┌──
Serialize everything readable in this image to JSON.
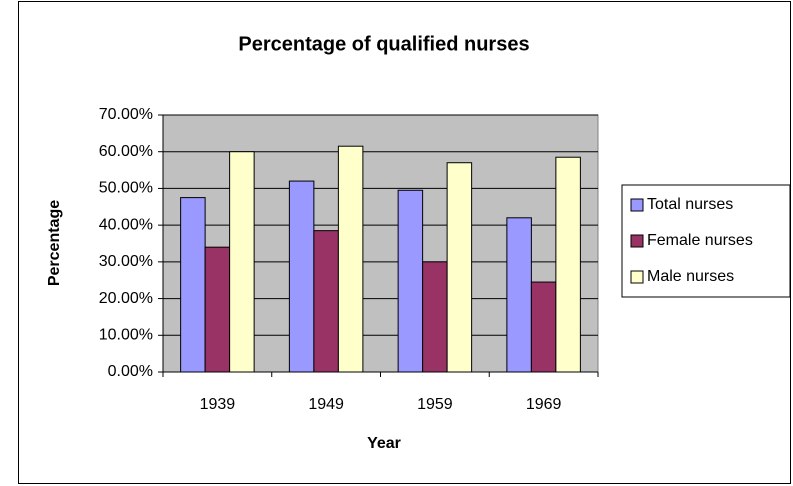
{
  "chart_data": {
    "type": "bar",
    "title": "Percentage of qualified nurses",
    "x_label": "Year",
    "y_label": "Percentage",
    "categories": [
      "1939",
      "1949",
      "1959",
      "1969"
    ],
    "series": [
      {
        "name": "Total nurses",
        "color": "#9999ff",
        "values": [
          47.5,
          52,
          49.5,
          42
        ]
      },
      {
        "name": "Female nurses",
        "color": "#993366",
        "values": [
          34,
          38.5,
          30,
          24.5
        ]
      },
      {
        "name": "Male nurses",
        "color": "#ffffcc",
        "values": [
          60,
          61.5,
          57,
          58.5
        ]
      }
    ],
    "ylim": [
      0,
      70
    ],
    "yticks": [
      {
        "value": 0,
        "label": "0.00%"
      },
      {
        "value": 10,
        "label": "10.00%"
      },
      {
        "value": 20,
        "label": "20.00%"
      },
      {
        "value": 30,
        "label": "30.00%"
      },
      {
        "value": 40,
        "label": "40.00%"
      },
      {
        "value": 50,
        "label": "50.00%"
      },
      {
        "value": 60,
        "label": "60.00%"
      },
      {
        "value": 70,
        "label": "70.00%"
      }
    ],
    "grid": true,
    "legend": "right",
    "plot_background": "#c0c0c0"
  }
}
└──
Given exercise
From the data, collect all lines where the string "name" appears.

Task output
        "name": "Total nurses",
        "name": "Female nurses",
        "name": "Male nurses",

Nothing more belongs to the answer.